======== Listed records

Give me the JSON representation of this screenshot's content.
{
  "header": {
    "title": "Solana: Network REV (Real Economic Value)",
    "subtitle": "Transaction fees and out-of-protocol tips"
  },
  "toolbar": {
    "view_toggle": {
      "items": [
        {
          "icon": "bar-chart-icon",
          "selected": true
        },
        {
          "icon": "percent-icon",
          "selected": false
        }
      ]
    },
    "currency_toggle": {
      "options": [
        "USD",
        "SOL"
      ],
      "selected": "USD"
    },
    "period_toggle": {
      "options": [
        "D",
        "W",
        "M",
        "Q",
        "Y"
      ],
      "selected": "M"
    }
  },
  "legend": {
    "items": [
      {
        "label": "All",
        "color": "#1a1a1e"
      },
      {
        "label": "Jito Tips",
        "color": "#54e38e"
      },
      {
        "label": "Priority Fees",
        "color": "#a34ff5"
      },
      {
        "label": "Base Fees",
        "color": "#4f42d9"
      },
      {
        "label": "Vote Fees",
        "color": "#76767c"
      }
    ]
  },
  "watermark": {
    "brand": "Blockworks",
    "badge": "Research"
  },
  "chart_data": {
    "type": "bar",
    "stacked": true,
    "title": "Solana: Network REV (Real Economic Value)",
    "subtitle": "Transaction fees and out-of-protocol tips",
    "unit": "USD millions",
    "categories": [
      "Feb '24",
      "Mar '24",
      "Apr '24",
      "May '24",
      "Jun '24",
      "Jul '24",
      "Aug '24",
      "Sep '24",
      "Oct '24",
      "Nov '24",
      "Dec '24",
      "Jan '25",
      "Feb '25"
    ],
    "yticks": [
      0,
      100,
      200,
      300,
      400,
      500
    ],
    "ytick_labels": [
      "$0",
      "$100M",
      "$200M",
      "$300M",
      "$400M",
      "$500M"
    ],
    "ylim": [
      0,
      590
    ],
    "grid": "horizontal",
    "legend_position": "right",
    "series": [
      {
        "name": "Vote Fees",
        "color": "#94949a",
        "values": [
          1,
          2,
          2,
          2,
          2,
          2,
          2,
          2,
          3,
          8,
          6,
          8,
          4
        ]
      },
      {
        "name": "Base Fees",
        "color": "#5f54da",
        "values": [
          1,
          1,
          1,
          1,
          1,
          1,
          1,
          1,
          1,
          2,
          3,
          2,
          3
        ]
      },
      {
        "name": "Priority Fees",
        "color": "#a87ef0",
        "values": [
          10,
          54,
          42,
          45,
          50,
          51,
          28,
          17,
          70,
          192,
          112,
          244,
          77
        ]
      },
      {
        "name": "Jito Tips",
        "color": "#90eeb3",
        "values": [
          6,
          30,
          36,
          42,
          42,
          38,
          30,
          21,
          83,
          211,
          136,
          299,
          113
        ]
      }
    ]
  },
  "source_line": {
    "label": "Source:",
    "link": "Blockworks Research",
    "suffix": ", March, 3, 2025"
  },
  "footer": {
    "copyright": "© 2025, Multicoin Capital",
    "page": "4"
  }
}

================

Repeat the records exactly, including every line.

_Written reply:_
Give me the JSON representation of this screenshot's content.
{
  "header": {
    "title": "Solana: Network REV (Real Economic Value)",
    "subtitle": "Transaction fees and out-of-protocol tips"
  },
  "toolbar": {
    "view_toggle": {
      "items": [
        {
          "icon": "bar-chart-icon",
          "selected": true
        },
        {
          "icon": "percent-icon",
          "selected": false
        }
      ]
    },
    "currency_toggle": {
      "options": [
        "USD",
        "SOL"
      ],
      "selected": "USD"
    },
    "period_toggle": {
      "options": [
        "D",
        "W",
        "M",
        "Q",
        "Y"
      ],
      "selected": "M"
    }
  },
  "legend": {
    "items": [
      {
        "label": "All",
        "color": "#1a1a1e"
      },
      {
        "label": "Jito Tips",
        "color": "#54e38e"
      },
      {
        "label": "Priority Fees",
        "color": "#a34ff5"
      },
      {
        "label": "Base Fees",
        "color": "#4f42d9"
      },
      {
        "label": "Vote Fees",
        "color": "#76767c"
      }
    ]
  },
  "watermark": {
    "brand": "Blockworks",
    "badge": "Research"
  },
  "chart_data": {
    "type": "bar",
    "stacked": true,
    "title": "Solana: Network REV (Real Economic Value)",
    "subtitle": "Transaction fees and out-of-protocol tips",
    "unit": "USD millions",
    "categories": [
      "Feb '24",
      "Mar '24",
      "Apr '24",
      "May '24",
      "Jun '24",
      "Jul '24",
      "Aug '24",
      "Sep '24",
      "Oct '24",
      "Nov '24",
      "Dec '24",
      "Jan '25",
      "Feb '25"
    ],
    "yticks": [
      0,
      100,
      200,
      300,
      400,
      500
    ],
    "ytick_labels": [
      "$0",
      "$100M",
      "$200M",
      "$300M",
      "$400M",
      "$500M"
    ],
    "ylim": [
      0,
      590
    ],
    "grid": "horizontal",
    "legend_position": "right",
    "series": [
      {
        "name": "Vote Fees",
        "color": "#94949a",
        "values": [
          1,
          2,
          2,
          2,
          2,
          2,
          2,
          2,
          3,
          8,
          6,
          8,
          4
        ]
      },
      {
        "name": "Base Fees",
        "color": "#5f54da",
        "values": [
          1,
          1,
          1,
          1,
          1,
          1,
          1,
          1,
          1,
          2,
          3,
          2,
          3
        ]
      },
      {
        "name": "Priority Fees",
        "color": "#a87ef0",
        "values": [
          10,
          54,
          42,
          45,
          50,
          51,
          28,
          17,
          70,
          192,
          112,
          244,
          77
        ]
      },
      {
        "name": "Jito Tips",
        "color": "#90eeb3",
        "values": [
          6,
          30,
          36,
          42,
          42,
          38,
          30,
          21,
          83,
          211,
          136,
          299,
          113
        ]
      }
    ]
  },
  "source_line": {
    "label": "Source:",
    "link": "Blockworks Research",
    "suffix": ", March, 3, 2025"
  },
  "footer": {
    "copyright": "© 2025, Multicoin Capital",
    "page": "4"
  }
}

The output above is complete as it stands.